> **The exercise**
Present the data once more in exactly its original form.

> **Exercise input**
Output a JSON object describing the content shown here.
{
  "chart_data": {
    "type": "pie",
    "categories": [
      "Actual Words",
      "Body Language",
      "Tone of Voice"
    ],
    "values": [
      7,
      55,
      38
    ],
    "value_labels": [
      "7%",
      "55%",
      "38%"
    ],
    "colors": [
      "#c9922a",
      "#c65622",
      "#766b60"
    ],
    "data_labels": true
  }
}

> **Written solution**
Output a JSON object describing the content shown here.
{
  "chart_data": {
    "type": "pie",
    "categories": [
      "Actual Words",
      "Body Language",
      "Tone of Voice"
    ],
    "values": [
      7,
      55,
      38
    ],
    "value_labels": [
      "7%",
      "55%",
      "38%"
    ],
    "colors": [
      "#c9922a",
      "#c65622",
      "#766b60"
    ],
    "data_labels": true
  }
}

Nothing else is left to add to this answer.